## RAW DATA
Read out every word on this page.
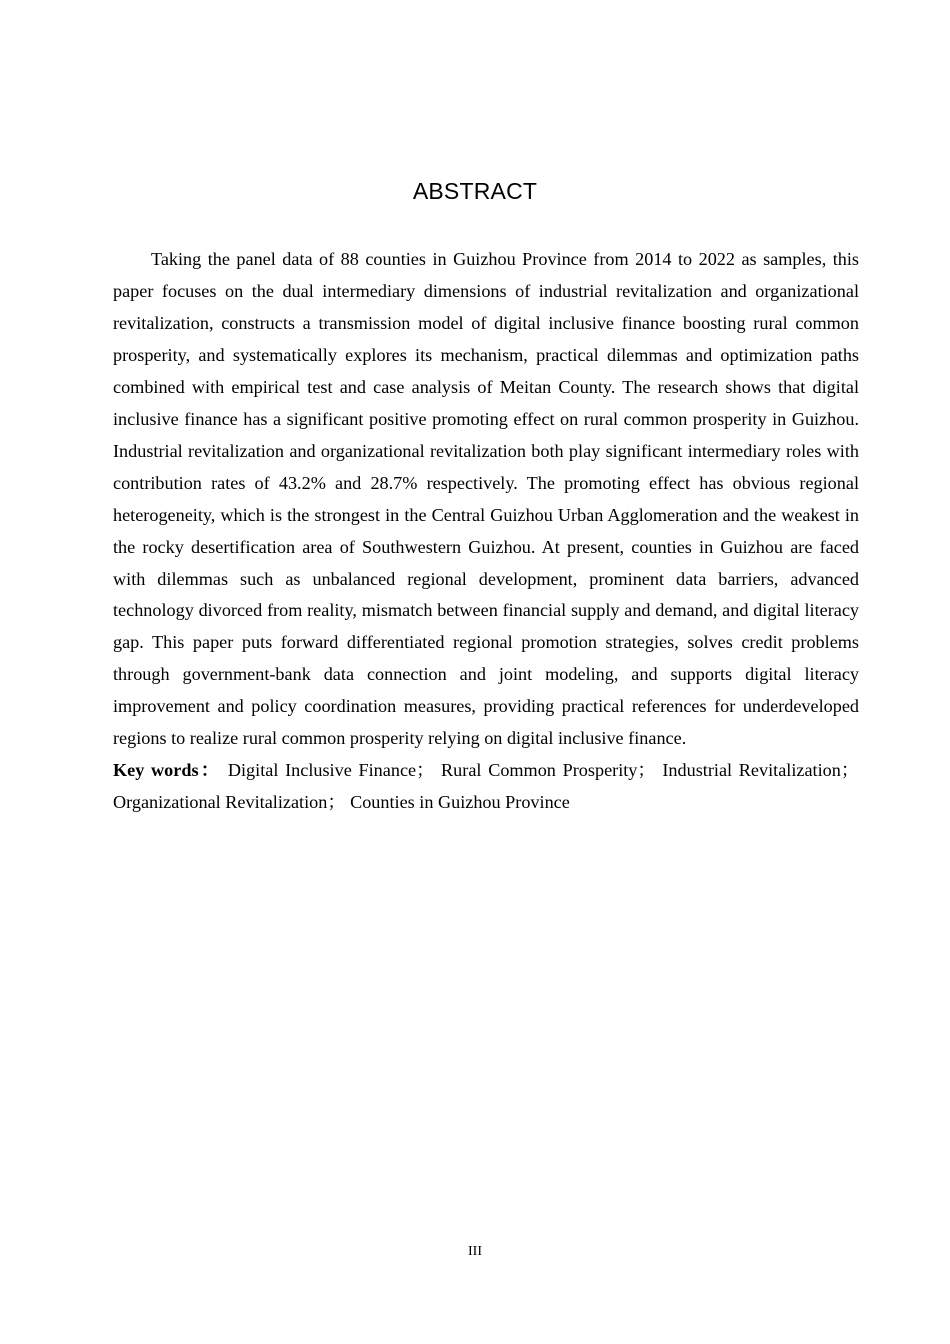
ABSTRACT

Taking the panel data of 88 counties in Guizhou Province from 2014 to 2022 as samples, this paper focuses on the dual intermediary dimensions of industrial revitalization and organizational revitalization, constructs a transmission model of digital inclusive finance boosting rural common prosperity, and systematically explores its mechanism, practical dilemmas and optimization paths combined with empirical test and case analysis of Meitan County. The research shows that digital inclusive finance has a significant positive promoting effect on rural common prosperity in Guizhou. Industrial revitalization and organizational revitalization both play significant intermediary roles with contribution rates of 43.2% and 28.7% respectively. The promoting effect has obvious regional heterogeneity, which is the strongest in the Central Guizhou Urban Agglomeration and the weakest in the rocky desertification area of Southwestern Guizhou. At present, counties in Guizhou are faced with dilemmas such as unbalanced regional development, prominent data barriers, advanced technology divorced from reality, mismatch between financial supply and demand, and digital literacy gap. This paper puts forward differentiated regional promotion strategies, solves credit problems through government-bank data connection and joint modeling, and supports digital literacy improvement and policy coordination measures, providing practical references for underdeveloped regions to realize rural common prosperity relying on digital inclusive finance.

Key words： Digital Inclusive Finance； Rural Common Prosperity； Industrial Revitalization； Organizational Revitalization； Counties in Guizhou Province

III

---

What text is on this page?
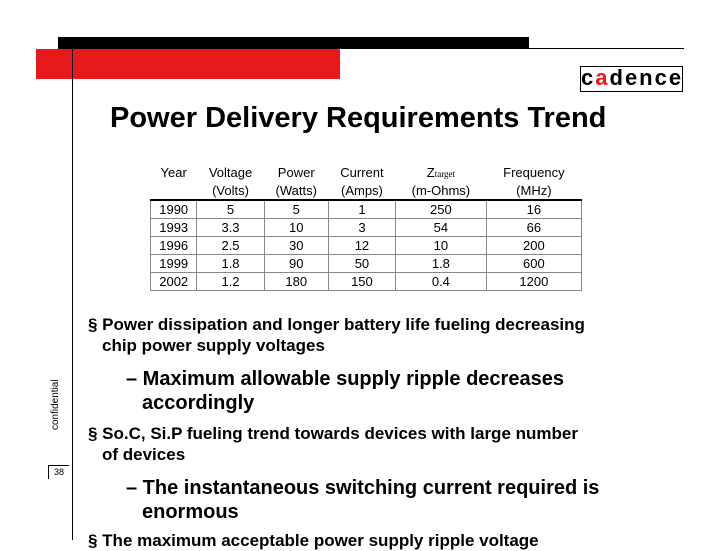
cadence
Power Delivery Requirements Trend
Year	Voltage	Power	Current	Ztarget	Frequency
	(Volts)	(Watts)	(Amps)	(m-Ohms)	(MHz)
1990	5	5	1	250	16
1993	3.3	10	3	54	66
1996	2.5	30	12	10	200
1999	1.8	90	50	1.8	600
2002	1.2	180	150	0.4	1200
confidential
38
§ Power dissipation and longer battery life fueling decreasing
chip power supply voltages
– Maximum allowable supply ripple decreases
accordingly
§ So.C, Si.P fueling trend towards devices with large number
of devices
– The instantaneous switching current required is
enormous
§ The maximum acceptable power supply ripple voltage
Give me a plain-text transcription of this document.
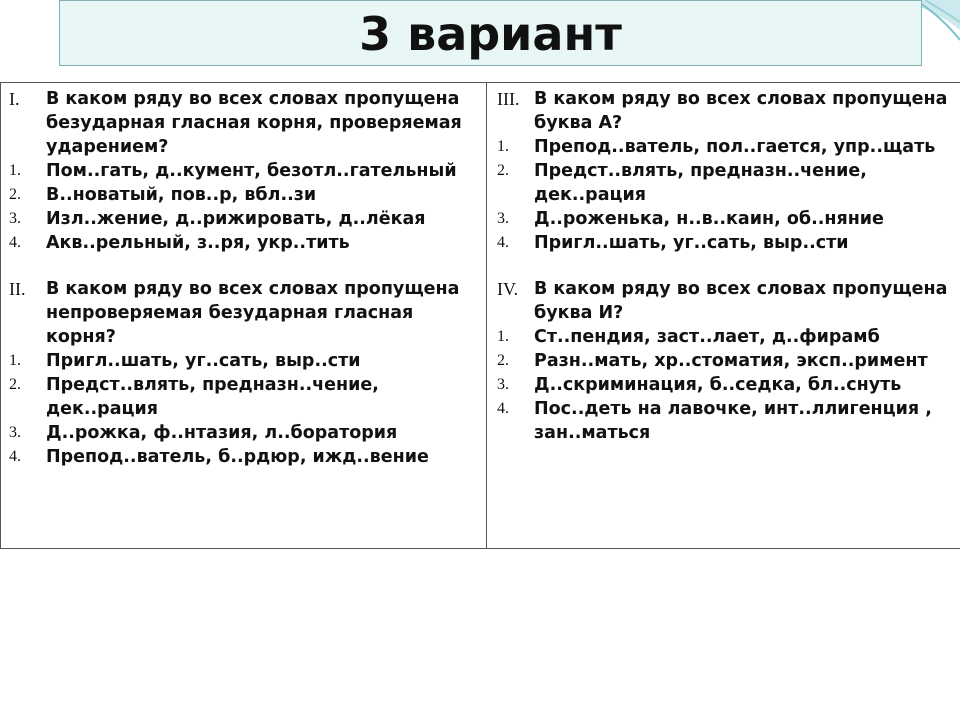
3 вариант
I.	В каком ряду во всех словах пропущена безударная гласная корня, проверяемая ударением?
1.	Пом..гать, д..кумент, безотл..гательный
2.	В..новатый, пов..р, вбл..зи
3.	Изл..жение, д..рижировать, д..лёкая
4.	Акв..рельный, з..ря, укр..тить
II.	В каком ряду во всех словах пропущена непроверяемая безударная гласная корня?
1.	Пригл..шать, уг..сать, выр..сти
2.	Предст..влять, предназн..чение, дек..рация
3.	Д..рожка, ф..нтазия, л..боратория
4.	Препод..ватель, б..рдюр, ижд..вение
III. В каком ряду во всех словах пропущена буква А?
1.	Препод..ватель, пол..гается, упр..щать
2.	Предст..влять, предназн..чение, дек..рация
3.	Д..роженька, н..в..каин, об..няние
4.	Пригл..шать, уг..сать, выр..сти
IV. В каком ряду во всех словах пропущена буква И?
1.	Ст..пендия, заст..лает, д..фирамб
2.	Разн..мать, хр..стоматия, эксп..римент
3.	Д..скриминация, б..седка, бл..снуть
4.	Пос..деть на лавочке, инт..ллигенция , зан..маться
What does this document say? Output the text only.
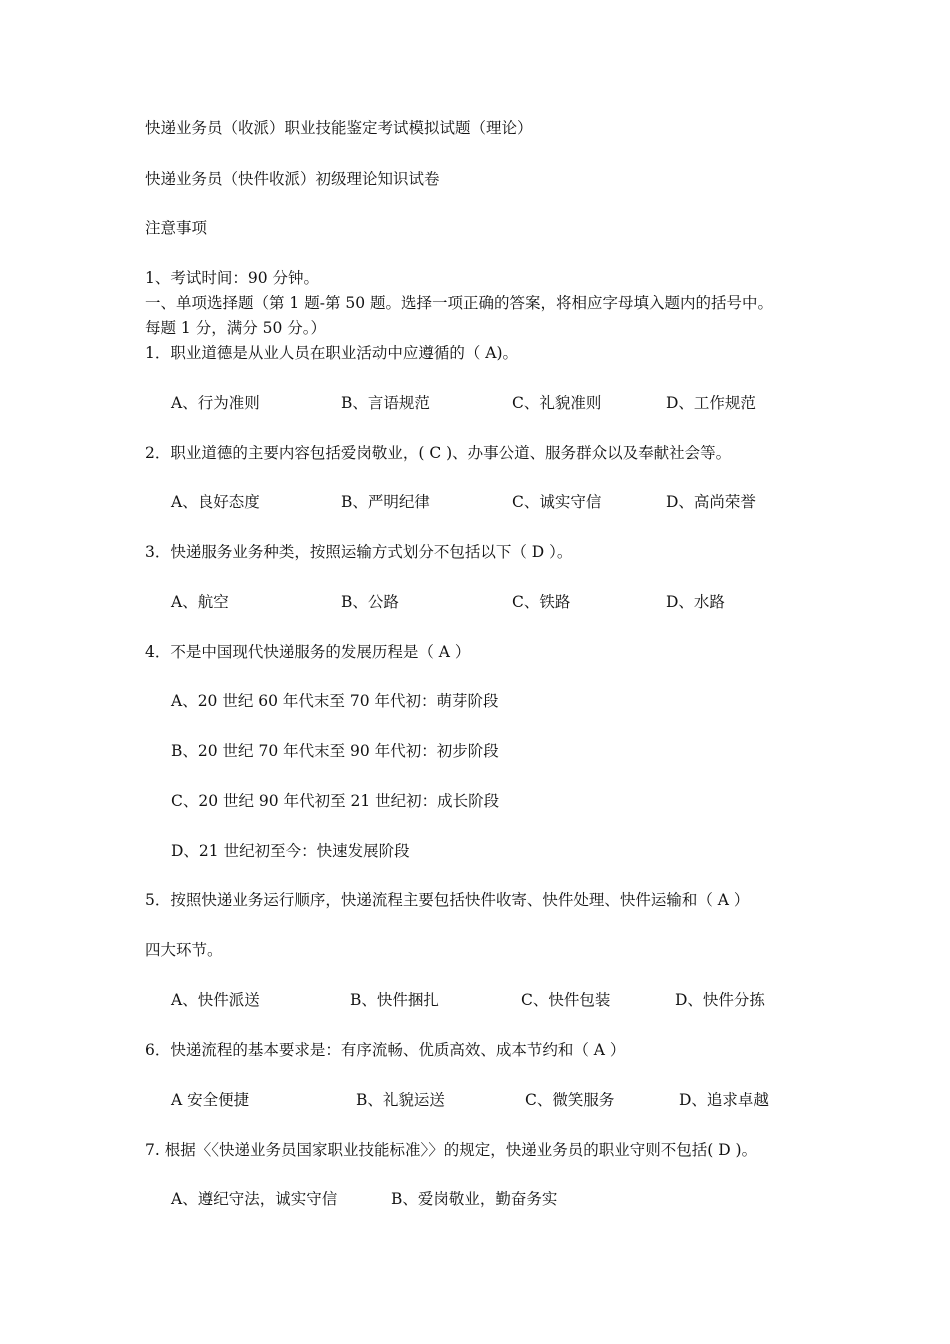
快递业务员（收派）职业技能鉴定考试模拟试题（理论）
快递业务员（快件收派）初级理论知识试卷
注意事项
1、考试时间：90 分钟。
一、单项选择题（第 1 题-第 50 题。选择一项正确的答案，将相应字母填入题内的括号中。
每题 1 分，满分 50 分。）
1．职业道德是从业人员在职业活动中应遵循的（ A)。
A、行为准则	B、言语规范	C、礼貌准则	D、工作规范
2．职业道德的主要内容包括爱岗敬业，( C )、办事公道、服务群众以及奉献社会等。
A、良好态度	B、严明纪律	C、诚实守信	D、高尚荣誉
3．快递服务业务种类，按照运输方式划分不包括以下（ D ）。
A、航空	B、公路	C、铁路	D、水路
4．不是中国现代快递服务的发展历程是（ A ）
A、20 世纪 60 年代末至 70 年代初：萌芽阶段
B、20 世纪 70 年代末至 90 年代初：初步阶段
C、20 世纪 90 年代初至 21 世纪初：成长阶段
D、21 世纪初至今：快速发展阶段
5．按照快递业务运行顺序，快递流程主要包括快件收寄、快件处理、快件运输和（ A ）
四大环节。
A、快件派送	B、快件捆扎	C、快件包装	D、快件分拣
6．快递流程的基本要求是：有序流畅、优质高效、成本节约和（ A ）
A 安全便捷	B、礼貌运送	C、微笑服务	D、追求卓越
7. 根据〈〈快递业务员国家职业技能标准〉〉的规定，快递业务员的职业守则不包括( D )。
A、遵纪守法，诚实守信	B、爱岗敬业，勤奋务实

* * *

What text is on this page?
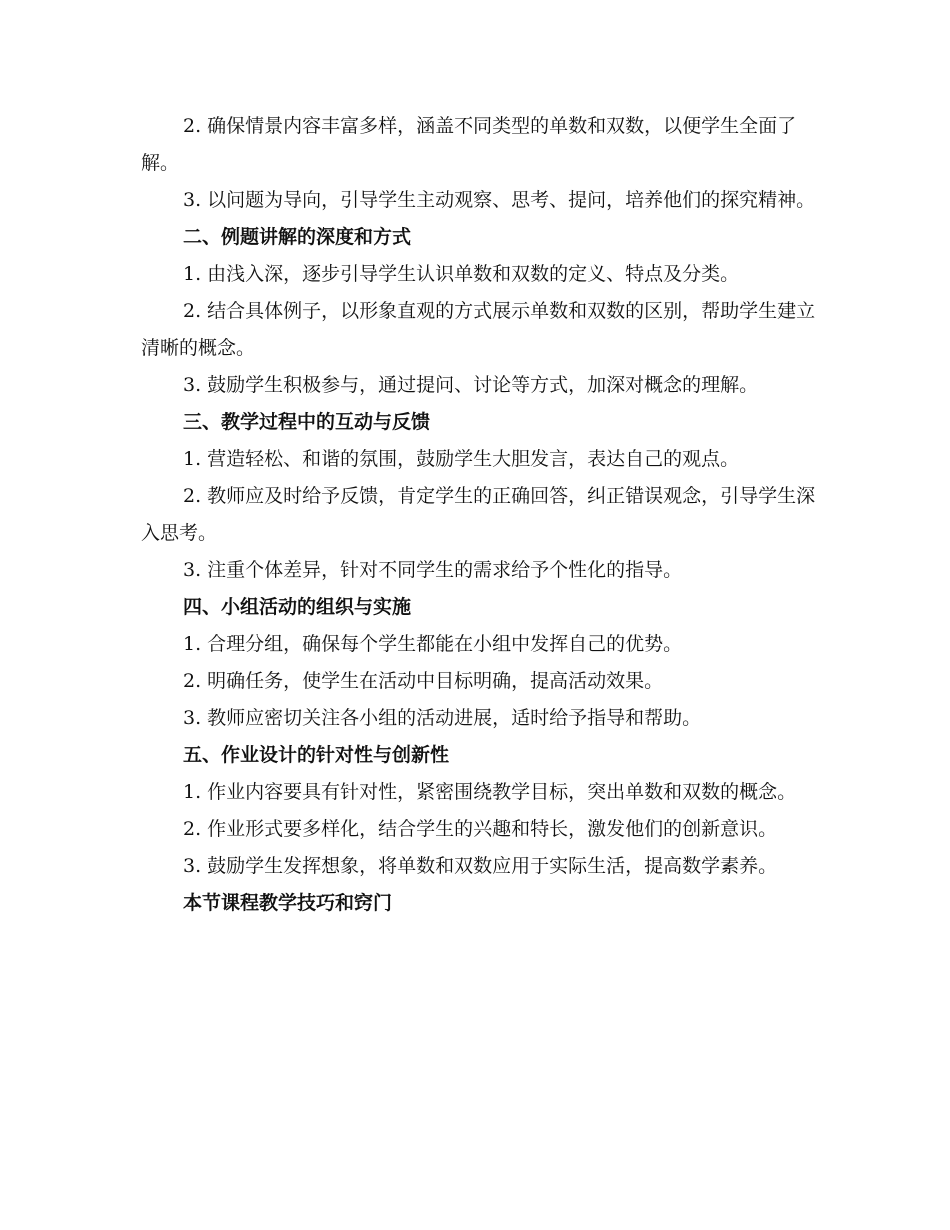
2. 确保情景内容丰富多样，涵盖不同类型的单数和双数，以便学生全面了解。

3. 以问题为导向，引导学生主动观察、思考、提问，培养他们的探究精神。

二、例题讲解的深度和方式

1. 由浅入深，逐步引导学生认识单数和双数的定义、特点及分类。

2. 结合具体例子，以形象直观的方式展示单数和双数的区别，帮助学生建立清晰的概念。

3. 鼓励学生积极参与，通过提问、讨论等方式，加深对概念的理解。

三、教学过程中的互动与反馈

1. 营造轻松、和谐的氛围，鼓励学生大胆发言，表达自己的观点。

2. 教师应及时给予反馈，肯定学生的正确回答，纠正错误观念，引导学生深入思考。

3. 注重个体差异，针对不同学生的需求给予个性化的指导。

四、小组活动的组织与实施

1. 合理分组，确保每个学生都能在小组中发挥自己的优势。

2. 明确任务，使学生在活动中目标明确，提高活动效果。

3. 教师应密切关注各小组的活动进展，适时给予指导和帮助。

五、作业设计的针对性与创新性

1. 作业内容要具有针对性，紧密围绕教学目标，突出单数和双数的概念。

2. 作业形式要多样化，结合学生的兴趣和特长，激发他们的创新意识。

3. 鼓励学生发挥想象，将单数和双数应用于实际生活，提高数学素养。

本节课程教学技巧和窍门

## TASK INSTRUCTIONS
Copy every line of the data that holds the string "каком".

## OUTPUT OF THE TASK
I.	В каком ряду во всех словах пропущена безударная гласная корня, проверяемая ударением?
II.	В каком ряду во всех словах пропущена непроверяемая безударная гласная корня?
III. В каком ряду во всех словах пропущена буква А?
IV. В каком ряду во всех словах пропущена буква И?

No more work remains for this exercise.